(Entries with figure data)
>>>

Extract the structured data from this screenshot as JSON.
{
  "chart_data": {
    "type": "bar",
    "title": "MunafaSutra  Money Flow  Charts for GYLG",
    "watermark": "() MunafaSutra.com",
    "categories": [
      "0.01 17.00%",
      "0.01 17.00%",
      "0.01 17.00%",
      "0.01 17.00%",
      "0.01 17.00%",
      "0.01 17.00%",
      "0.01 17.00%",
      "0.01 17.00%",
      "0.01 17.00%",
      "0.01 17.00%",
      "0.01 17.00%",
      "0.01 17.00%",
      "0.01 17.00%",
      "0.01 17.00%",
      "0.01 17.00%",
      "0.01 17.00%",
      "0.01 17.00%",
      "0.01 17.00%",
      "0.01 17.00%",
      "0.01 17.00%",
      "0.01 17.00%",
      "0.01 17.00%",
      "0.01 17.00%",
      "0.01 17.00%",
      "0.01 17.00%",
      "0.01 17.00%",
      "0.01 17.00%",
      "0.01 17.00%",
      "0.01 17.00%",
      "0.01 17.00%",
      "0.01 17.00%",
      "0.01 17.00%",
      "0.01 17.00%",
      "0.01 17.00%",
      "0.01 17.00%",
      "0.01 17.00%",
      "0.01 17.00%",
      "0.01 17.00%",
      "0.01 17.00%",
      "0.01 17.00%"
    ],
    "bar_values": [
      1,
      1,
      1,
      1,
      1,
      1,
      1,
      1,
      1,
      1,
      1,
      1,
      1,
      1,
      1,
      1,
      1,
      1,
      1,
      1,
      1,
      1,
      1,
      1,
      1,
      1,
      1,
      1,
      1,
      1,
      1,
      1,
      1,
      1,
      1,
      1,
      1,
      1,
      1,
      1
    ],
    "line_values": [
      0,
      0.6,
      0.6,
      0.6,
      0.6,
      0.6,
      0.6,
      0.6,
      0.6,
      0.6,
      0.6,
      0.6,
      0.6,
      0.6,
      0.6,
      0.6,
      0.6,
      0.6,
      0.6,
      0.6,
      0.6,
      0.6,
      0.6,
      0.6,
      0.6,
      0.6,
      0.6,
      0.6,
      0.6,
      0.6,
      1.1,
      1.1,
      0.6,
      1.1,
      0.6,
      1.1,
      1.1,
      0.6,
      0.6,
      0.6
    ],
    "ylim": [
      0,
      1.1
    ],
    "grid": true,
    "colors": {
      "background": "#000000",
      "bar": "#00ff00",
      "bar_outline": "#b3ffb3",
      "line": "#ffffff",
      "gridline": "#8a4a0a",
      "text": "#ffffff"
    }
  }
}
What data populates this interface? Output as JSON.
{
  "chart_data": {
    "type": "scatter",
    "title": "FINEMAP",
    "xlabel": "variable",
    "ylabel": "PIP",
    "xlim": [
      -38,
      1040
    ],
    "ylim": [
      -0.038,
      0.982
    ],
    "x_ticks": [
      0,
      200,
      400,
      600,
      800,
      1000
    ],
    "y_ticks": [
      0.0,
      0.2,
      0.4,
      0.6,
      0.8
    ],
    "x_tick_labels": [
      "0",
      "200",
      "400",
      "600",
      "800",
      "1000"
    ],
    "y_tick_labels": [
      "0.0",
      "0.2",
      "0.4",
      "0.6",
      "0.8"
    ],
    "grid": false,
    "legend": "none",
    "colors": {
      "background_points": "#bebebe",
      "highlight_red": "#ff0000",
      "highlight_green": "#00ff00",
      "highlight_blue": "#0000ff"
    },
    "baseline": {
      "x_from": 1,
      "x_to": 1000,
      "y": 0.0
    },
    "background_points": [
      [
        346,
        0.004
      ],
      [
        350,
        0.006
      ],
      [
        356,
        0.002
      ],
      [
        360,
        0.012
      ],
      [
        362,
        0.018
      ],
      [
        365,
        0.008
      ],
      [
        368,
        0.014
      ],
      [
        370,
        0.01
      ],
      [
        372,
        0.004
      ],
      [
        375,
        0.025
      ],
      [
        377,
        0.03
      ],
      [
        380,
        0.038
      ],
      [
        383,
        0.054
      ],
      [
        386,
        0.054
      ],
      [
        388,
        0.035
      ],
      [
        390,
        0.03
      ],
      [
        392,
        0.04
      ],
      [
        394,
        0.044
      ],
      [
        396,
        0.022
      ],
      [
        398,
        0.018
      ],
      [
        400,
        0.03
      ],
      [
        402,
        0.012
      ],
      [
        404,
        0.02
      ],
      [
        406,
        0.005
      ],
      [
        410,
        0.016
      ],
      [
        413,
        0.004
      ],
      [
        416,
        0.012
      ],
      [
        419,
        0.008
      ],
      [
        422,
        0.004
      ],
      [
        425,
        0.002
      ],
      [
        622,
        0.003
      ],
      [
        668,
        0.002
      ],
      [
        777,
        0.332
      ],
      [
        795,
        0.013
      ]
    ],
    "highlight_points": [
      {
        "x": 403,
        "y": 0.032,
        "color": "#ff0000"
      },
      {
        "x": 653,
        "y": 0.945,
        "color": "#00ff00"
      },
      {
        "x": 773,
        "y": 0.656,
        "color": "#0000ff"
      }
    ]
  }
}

<<<

**DIRECTIVE**
Show the lines of the records that include the string "title".

**REPLY TO THE TASK**
    "title": "MunafaSutra  Money Flow  Charts for GYLG",
    "title": "FINEMAP",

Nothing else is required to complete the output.